* [WHAT YOU ARE ASKED TO DO] How many of these lines hold the string "Recursos"? Answer with the number only.

* [DATA IN THIS EXERCISE]
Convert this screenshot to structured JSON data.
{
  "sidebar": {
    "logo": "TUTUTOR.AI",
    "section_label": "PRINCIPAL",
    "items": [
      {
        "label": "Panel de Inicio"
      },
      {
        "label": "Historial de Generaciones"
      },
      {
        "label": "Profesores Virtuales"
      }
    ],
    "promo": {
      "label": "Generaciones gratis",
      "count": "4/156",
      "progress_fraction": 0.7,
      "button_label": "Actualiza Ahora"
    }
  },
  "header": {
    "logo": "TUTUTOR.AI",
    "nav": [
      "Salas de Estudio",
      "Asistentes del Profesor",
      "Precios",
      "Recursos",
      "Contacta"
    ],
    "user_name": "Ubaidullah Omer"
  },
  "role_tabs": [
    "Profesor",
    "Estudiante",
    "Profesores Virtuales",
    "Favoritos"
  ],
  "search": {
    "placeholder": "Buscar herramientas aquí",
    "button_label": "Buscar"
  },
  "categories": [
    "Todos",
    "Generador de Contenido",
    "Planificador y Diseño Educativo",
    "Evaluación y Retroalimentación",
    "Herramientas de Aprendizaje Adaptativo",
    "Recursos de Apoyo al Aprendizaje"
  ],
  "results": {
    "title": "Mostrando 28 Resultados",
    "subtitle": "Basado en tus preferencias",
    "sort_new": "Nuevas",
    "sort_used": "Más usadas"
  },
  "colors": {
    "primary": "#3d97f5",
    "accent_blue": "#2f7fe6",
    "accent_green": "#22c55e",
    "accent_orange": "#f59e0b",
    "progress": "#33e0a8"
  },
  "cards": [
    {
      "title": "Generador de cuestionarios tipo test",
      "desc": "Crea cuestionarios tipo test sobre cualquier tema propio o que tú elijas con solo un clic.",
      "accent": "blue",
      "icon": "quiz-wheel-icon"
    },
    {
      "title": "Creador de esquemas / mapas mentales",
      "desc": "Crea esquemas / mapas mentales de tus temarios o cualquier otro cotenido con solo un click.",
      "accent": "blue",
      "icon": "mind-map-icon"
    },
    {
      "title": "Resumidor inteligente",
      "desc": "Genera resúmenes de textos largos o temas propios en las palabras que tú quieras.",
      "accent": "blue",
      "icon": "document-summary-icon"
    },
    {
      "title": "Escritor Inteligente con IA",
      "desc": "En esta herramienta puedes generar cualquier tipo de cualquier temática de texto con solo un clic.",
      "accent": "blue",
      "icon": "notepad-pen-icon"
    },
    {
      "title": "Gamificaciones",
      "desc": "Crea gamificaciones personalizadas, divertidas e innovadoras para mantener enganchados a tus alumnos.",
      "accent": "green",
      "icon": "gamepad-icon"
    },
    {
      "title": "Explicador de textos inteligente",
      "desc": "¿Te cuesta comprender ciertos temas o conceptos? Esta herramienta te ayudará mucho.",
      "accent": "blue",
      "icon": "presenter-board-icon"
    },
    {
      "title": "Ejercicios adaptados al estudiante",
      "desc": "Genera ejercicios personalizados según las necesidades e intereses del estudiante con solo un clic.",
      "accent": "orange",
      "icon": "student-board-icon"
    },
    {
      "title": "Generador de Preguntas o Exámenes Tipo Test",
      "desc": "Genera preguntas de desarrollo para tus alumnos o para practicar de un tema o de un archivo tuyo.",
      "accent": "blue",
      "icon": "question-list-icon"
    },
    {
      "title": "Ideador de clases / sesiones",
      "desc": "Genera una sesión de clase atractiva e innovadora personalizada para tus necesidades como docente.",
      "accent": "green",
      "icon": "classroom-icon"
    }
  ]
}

* [SOLUTION FOR THIS TASK] 2